▶ **Your objective**:
Omit all pictures. Copy the rest of the material exactly.
::::::::
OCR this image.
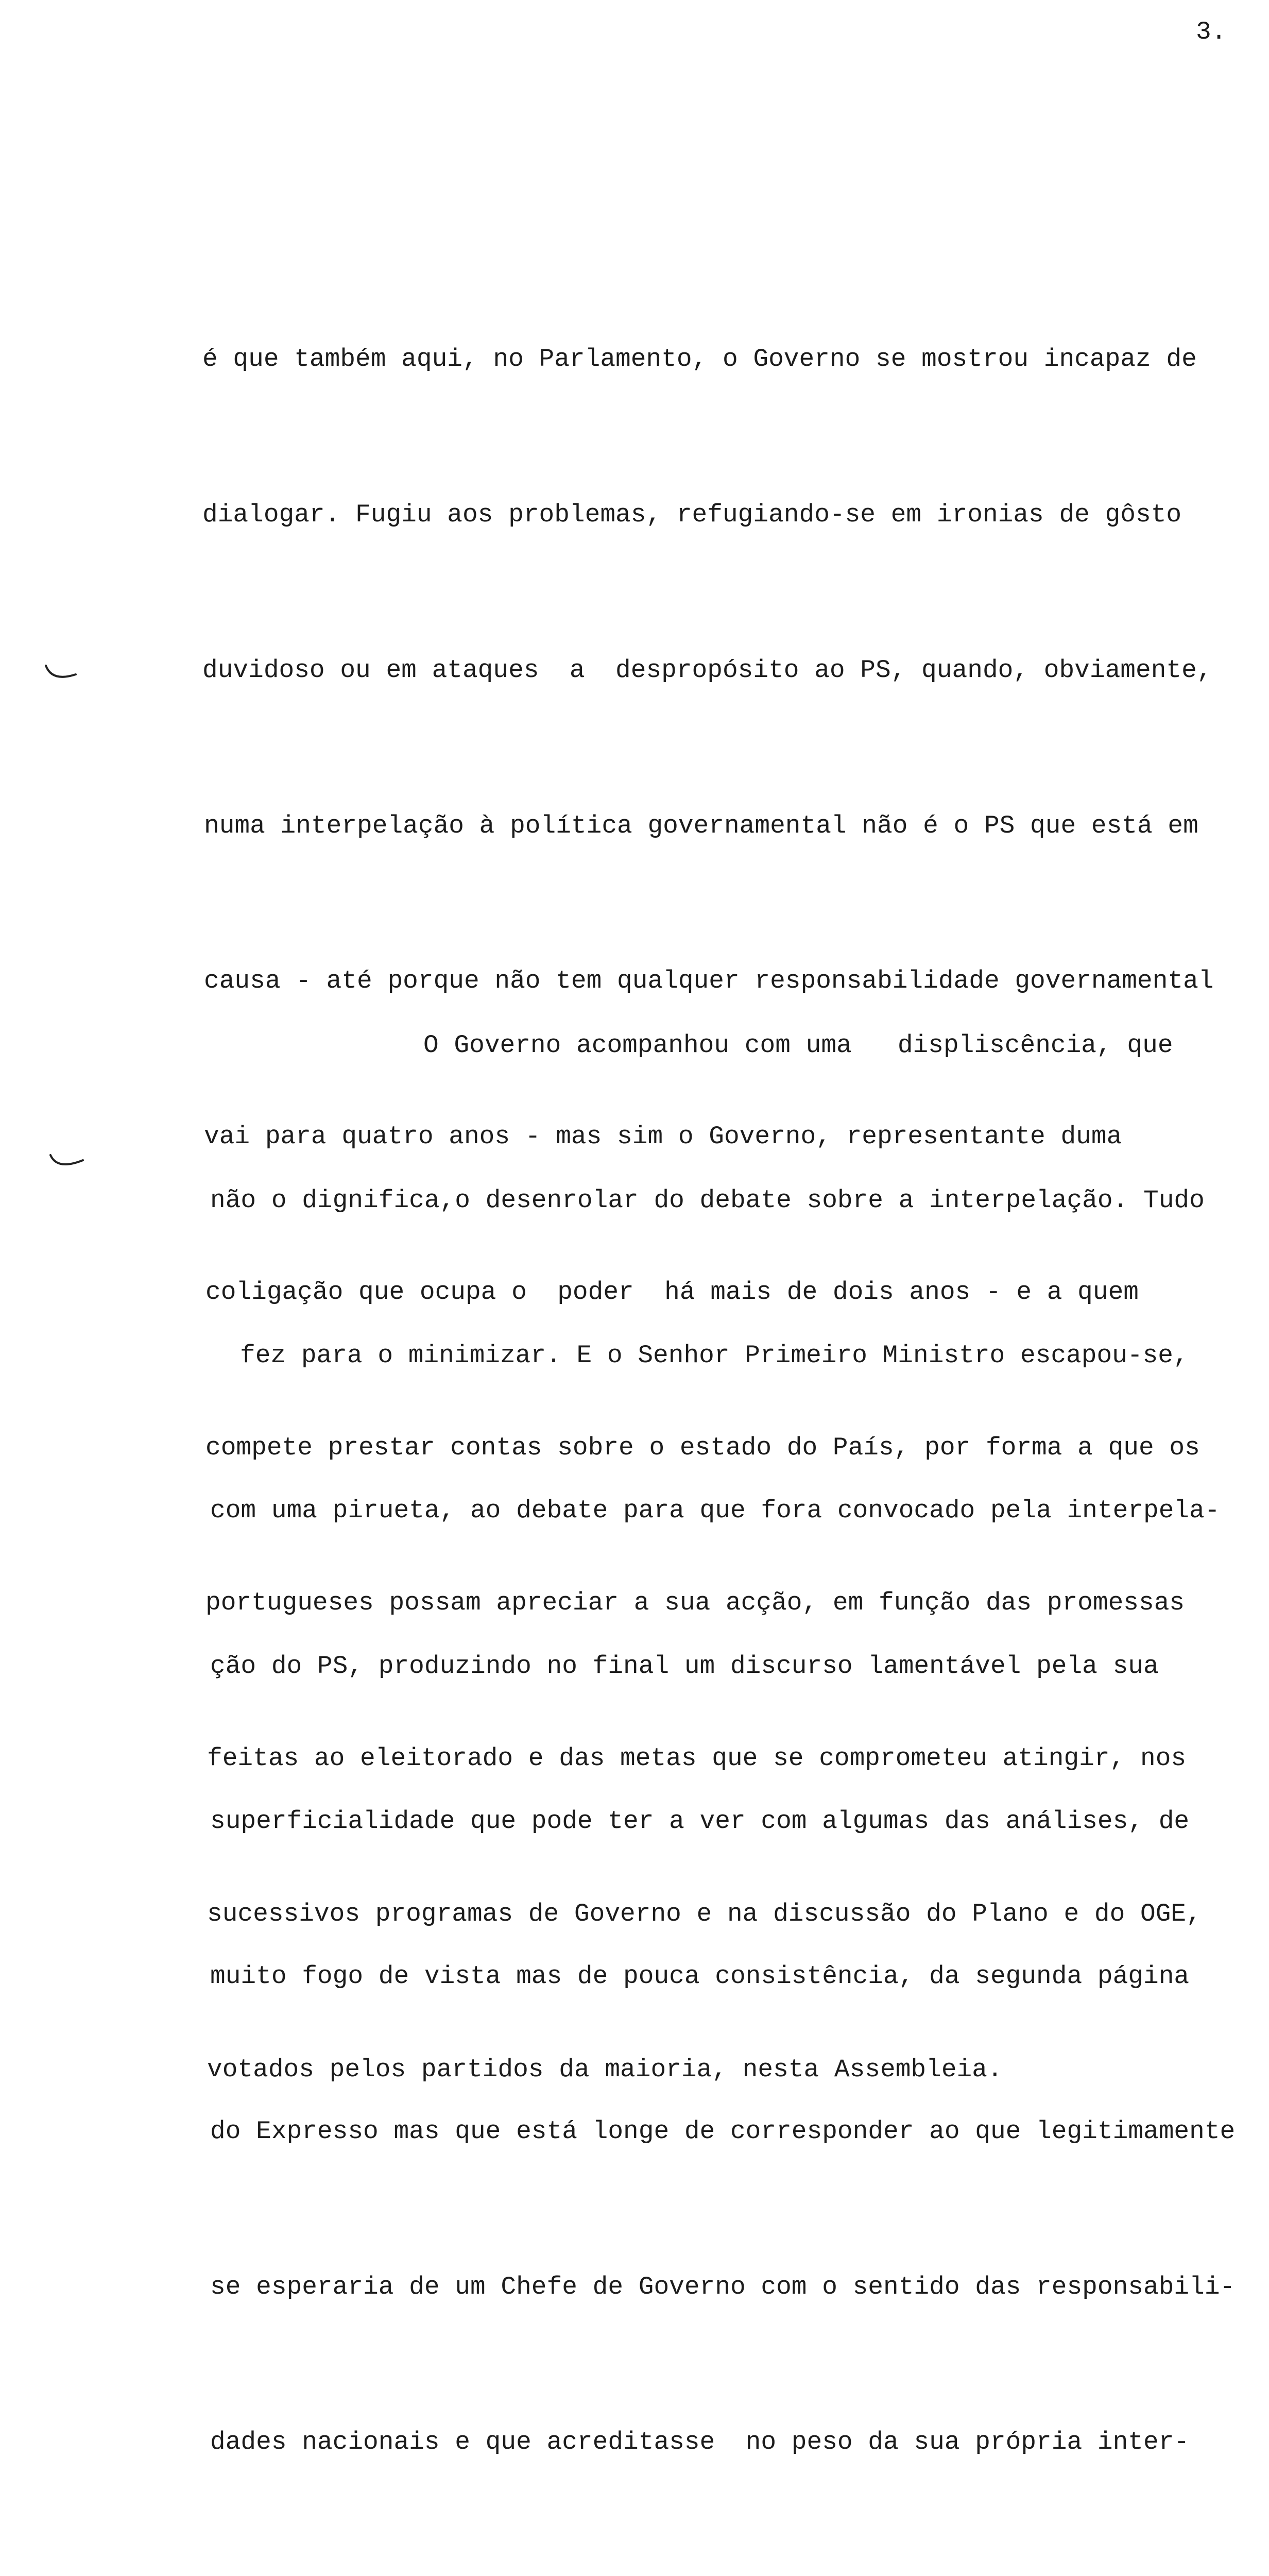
3.

é que também aqui, no Parlamento, o Governo se mostrou incapaz de

dialogar. Fugiu aos problemas, refugiando-se em ironias de gôsto

duvidoso ou em ataques  a  despropósito ao PS, quando, obviamente,

numa interpelação à política governamental não é o PS que está em

causa - até porque não tem qualquer responsabilidade governamental

vai para quatro anos - mas sim o Governo, representante duma

coligação que ocupa o  poder  há mais de dois anos - e a quem

compete prestar contas sobre o estado do País, por forma a que os

portugueses possam apreciar a sua acção, em função das promessas

feitas ao eleitorado e das metas que se comprometeu atingir, nos

sucessivos programas de Governo e na discussão do Plano e do OGE,

votados pelos partidos da maioria, nesta Assembleia.

O Governo acompanhou com uma   displiscência, que

não o dignifica,o desenrolar do debate sobre a interpelação. Tudo

fez para o minimizar. E o Senhor Primeiro Ministro escapou-se,

com uma pirueta, ao debate para que fora convocado pela interpela-

ção do PS, produzindo no final um discurso lamentável pela sua

superficialidade que pode ter a ver com algumas das análises, de

muito fogo de vista mas de pouca consistência, da segunda página

do Expresso mas que está longe de corresponder ao que legitimamente

se esperaria de um Chefe de Governo com o sentido das responsabili-

dades nacionais e que acreditasse  no peso da sua própria inter-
::::::::
▶ **Reply to the task**:
OCR this image.
3.

é que também aqui, no Parlamento, o Governo se mostrou incapaz de

dialogar. Fugiu aos problemas, refugiando-se em ironias de gôsto

duvidoso ou em ataques  a  despropósito ao PS, quando, obviamente,

numa interpelação à política governamental não é o PS que está em

causa - até porque não tem qualquer responsabilidade governamental

vai para quatro anos - mas sim o Governo, representante duma

coligação que ocupa o  poder  há mais de dois anos - e a quem

compete prestar contas sobre o estado do País, por forma a que os

portugueses possam apreciar a sua acção, em função das promessas

feitas ao eleitorado e das metas que se comprometeu atingir, nos

sucessivos programas de Governo e na discussão do Plano e do OGE,

votados pelos partidos da maioria, nesta Assembleia.

O Governo acompanhou com uma   displiscência, que

não o dignifica,o desenrolar do debate sobre a interpelação. Tudo

fez para o minimizar. E o Senhor Primeiro Ministro escapou-se,

com uma pirueta, ao debate para que fora convocado pela interpela-

ção do PS, produzindo no final um discurso lamentável pela sua

superficialidade que pode ter a ver com algumas das análises, de

muito fogo de vista mas de pouca consistência, da segunda página

do Expresso mas que está longe de corresponder ao que legitimamente

se esperaria de um Chefe de Governo com o sentido das responsabili-

dades nacionais e que acreditasse  no peso da sua própria inter-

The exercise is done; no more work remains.